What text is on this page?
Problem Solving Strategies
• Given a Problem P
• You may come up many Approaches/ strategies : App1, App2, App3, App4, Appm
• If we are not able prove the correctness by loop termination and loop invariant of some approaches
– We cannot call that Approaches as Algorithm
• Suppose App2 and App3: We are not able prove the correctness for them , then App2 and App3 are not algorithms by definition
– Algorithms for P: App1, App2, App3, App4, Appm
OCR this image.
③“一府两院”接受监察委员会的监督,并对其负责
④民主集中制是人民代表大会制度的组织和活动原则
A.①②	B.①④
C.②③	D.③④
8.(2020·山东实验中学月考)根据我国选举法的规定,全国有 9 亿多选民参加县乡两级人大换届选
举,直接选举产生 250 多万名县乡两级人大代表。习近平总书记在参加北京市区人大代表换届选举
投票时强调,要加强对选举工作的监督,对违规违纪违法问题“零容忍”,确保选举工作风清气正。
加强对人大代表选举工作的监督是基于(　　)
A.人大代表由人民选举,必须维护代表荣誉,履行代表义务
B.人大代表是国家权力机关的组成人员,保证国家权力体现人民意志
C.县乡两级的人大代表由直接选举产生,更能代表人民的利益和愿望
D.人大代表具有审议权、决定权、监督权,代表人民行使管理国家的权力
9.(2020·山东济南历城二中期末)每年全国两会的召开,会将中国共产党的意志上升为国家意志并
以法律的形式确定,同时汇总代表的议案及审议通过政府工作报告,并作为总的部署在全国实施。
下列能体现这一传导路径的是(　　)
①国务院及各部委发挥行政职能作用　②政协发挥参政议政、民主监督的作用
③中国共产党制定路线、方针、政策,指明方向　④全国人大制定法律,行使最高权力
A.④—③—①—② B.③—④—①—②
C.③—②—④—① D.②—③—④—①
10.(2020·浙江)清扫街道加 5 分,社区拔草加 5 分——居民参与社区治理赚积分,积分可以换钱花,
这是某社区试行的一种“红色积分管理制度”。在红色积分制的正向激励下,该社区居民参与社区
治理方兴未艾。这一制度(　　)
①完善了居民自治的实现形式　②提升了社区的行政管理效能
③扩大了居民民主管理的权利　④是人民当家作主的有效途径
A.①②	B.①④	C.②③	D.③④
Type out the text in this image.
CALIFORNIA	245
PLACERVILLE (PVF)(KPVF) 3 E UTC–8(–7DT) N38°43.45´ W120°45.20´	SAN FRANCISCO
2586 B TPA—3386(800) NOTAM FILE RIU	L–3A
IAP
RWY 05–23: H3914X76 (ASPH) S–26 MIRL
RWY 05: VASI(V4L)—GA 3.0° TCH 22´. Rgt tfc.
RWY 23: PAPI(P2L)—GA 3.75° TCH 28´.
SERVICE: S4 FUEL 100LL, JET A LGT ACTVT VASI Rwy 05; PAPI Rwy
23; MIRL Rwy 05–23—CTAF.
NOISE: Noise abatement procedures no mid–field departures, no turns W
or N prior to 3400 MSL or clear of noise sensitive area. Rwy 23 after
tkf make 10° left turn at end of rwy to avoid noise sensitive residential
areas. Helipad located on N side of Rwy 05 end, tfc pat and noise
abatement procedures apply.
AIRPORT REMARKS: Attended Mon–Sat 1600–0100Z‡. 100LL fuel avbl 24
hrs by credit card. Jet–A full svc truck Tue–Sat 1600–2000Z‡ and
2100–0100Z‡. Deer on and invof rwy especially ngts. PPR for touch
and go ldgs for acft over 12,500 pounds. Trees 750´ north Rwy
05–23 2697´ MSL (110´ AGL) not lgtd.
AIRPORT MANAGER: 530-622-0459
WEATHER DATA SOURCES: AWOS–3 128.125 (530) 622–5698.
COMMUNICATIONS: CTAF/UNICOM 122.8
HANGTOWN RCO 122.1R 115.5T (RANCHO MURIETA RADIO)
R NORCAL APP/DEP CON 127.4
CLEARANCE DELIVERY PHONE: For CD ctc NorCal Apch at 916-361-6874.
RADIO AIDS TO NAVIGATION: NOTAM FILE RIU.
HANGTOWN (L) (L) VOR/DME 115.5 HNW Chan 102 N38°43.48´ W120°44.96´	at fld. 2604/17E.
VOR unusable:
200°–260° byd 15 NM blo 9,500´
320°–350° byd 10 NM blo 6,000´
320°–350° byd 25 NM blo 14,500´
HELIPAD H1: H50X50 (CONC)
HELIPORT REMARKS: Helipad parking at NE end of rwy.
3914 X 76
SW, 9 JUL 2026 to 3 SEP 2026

*Work instructions*
Report every line in the data above in which the word "FILE" appears.

*Problem solution*
2586 B TPA—3386(800) NOTAM FILE RIU	L–3A
RADIO AIDS TO NAVIGATION: NOTAM FILE RIU.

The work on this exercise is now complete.